» To be done:
Repeat every entry in the listing below, exactly.

» Listed records:
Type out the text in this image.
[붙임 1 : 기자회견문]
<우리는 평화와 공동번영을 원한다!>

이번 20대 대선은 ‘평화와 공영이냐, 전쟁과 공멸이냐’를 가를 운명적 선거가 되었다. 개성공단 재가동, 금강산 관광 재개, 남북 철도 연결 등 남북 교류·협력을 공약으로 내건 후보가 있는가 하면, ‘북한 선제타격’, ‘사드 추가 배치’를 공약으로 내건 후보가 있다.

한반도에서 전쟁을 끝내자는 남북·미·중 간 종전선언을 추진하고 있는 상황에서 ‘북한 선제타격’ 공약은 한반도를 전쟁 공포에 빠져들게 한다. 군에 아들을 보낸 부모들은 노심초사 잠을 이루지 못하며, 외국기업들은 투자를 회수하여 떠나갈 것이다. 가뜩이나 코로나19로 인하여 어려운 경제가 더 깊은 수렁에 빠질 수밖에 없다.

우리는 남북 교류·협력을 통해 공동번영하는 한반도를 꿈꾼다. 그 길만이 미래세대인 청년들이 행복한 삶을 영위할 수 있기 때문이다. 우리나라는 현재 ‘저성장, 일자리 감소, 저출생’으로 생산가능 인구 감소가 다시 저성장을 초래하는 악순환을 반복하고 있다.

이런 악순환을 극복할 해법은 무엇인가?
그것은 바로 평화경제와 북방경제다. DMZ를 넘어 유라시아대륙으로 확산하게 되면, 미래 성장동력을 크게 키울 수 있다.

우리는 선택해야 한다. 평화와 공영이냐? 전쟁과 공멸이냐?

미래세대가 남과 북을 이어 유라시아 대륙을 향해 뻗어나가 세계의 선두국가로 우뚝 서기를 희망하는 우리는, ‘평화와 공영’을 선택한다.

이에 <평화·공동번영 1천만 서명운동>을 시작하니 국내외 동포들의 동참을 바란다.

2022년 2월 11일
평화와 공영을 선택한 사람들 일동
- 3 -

» Reply:
Type out the text in this image.
[붙임 1 : 기자회견문]
<우리는 평화와 공동번영을 원한다!>

이번 20대 대선은 ‘평화와 공영이냐, 전쟁과 공멸이냐’를 가를 운명적 선거가 되었다. 개성공단 재가동, 금강산 관광 재개, 남북 철도 연결 등 남북 교류·협력을 공약으로 내건 후보가 있는가 하면, ‘북한 선제타격’, ‘사드 추가 배치’를 공약으로 내건 후보가 있다.

한반도에서 전쟁을 끝내자는 남북·미·중 간 종전선언을 추진하고 있는 상황에서 ‘북한 선제타격’ 공약은 한반도를 전쟁 공포에 빠져들게 한다. 군에 아들을 보낸 부모들은 노심초사 잠을 이루지 못하며, 외국기업들은 투자를 회수하여 떠나갈 것이다. 가뜩이나 코로나19로 인하여 어려운 경제가 더 깊은 수렁에 빠질 수밖에 없다.

우리는 남북 교류·협력을 통해 공동번영하는 한반도를 꿈꾼다. 그 길만이 미래세대인 청년들이 행복한 삶을 영위할 수 있기 때문이다. 우리나라는 현재 ‘저성장, 일자리 감소, 저출생’으로 생산가능 인구 감소가 다시 저성장을 초래하는 악순환을 반복하고 있다.

이런 악순환을 극복할 해법은 무엇인가?
그것은 바로 평화경제와 북방경제다. DMZ를 넘어 유라시아대륙으로 확산하게 되면, 미래 성장동력을 크게 키울 수 있다.

우리는 선택해야 한다. 평화와 공영이냐? 전쟁과 공멸이냐?

미래세대가 남과 북을 이어 유라시아 대륙을 향해 뻗어나가 세계의 선두국가로 우뚝 서기를 희망하는 우리는, ‘평화와 공영’을 선택한다.

이에 <평화·공동번영 1천만 서명운동>을 시작하니 국내외 동포들의 동참을 바란다.

2022년 2월 11일
평화와 공영을 선택한 사람들 일동
- 3 -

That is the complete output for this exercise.